TO BE DONE |
Switch "interactable" to "clickable" everywhere in the records below and give the lines back otherwise unchanged, leaving out the pictures.

WORKING DATA |
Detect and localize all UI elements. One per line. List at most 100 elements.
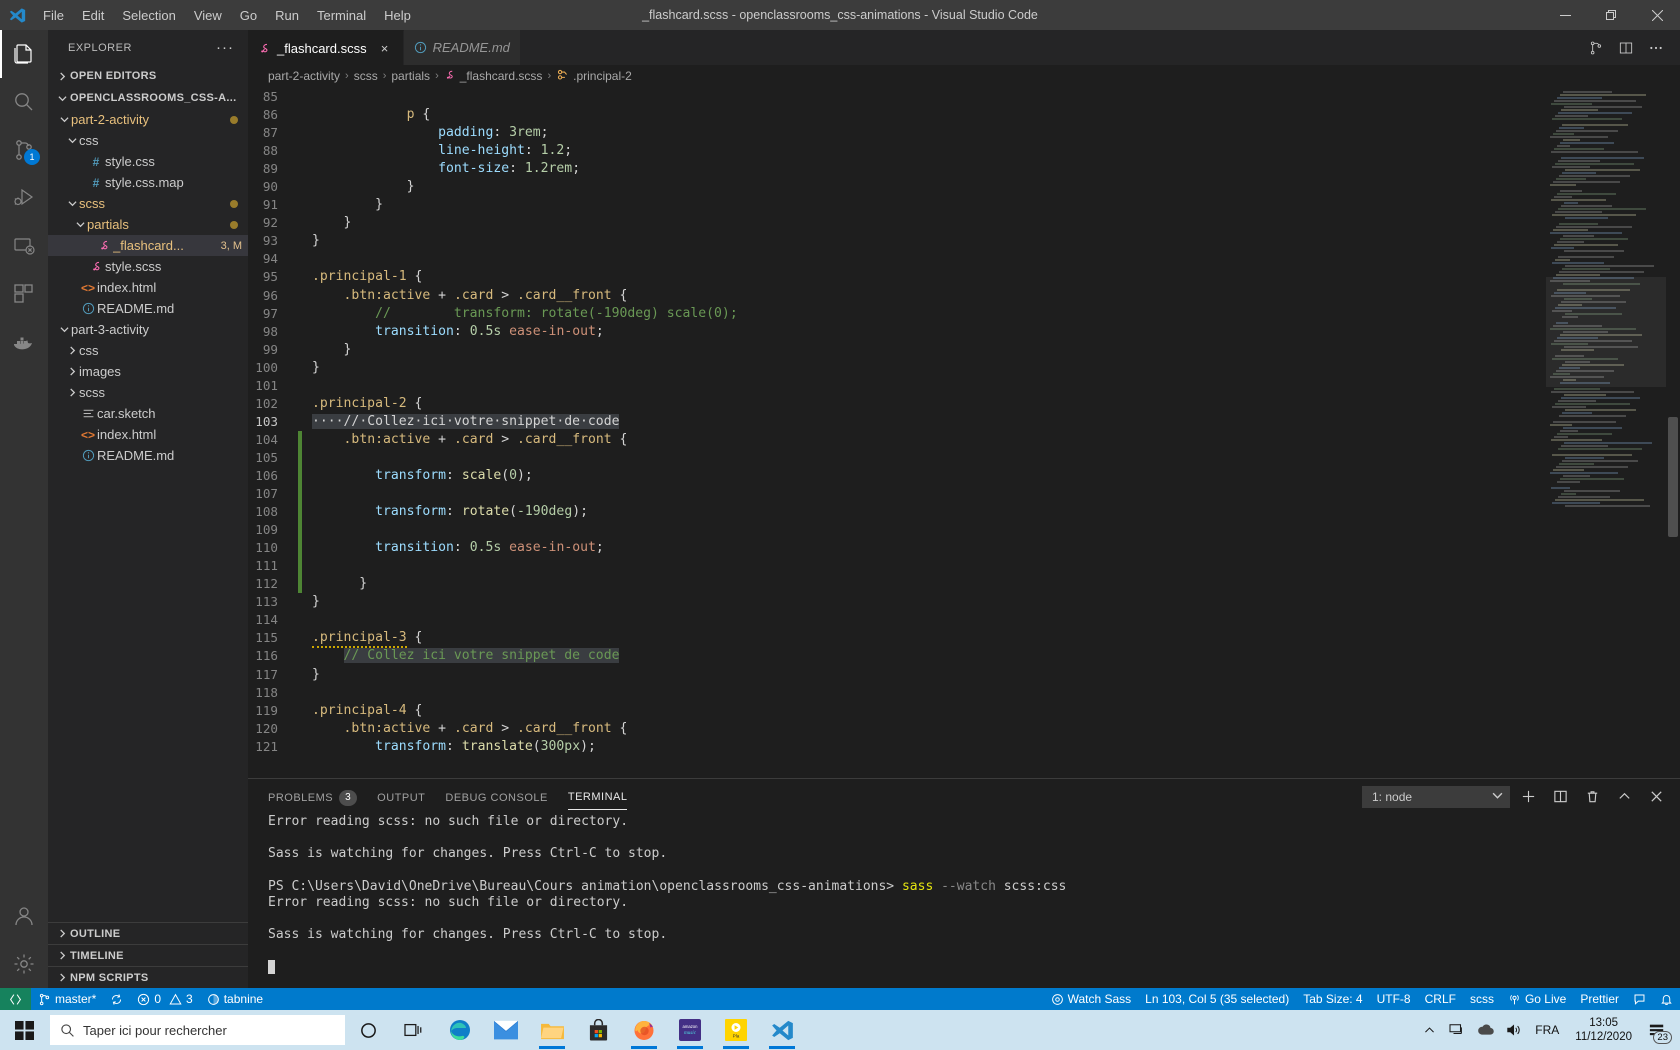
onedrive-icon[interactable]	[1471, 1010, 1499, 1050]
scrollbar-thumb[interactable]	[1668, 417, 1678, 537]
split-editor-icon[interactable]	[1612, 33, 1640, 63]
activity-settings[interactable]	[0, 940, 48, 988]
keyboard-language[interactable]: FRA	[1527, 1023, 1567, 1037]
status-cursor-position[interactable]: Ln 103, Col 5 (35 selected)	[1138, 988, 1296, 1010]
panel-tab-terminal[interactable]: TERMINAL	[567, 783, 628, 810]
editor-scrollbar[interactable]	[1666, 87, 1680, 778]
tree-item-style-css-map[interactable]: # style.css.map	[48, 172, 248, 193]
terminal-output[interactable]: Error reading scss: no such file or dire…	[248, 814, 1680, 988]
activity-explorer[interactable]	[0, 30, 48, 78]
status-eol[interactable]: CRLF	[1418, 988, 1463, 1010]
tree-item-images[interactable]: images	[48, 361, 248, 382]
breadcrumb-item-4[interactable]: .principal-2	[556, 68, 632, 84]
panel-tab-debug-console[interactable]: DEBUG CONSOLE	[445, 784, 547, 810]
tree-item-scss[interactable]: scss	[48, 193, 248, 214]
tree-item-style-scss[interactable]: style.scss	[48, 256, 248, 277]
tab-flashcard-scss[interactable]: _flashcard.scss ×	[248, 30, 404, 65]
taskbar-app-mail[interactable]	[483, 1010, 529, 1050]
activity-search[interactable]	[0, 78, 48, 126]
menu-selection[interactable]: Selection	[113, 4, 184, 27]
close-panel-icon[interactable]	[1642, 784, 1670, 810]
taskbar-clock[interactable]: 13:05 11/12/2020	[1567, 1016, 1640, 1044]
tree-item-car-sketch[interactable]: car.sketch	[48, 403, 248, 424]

ANSWER TO THE TASK |
Detect and localize all UI elements. One per line. List at most 100 elements.
onedrive-icon[clickable]	[1471, 1010, 1499, 1050]
scrollbar-thumb[clickable]	[1668, 417, 1678, 537]
split-editor-icon[clickable]	[1612, 33, 1640, 63]
activity-settings[clickable]	[0, 940, 48, 988]
keyboard-language[clickable]: FRA	[1527, 1023, 1567, 1037]
status-cursor-position[clickable]: Ln 103, Col 5 (35 selected)	[1138, 988, 1296, 1010]
panel-tab-terminal[clickable]: TERMINAL	[567, 783, 628, 810]
editor-scrollbar[clickable]	[1666, 87, 1680, 778]
tree-item-style-css-map[clickable]: # style.css.map	[48, 172, 248, 193]
terminal-output[clickable]: Error reading scss: no such file or dire…	[248, 814, 1680, 988]
activity-explorer[clickable]	[0, 30, 48, 78]
status-eol[clickable]: CRLF	[1418, 988, 1463, 1010]
tree-item-images[clickable]: images	[48, 361, 248, 382]
breadcrumb-item-4[clickable]: .principal-2	[556, 68, 632, 84]
panel-tab-debug-console[clickable]: DEBUG CONSOLE	[445, 784, 547, 810]
tree-item-scss[clickable]: scss	[48, 193, 248, 214]
tree-item-style-scss[clickable]: style.scss	[48, 256, 248, 277]
tab-flashcard-scss[clickable]: _flashcard.scss ×	[248, 30, 404, 65]
taskbar-app-mail[clickable]	[483, 1010, 529, 1050]
activity-search[clickable]	[0, 78, 48, 126]
menu-selection[clickable]: Selection	[113, 4, 184, 27]
close-panel-icon[clickable]	[1642, 784, 1670, 810]
taskbar-clock[clickable]: 13:05 11/12/2020	[1567, 1016, 1640, 1044]
tree-item-car-sketch[clickable]: car.sketch	[48, 403, 248, 424]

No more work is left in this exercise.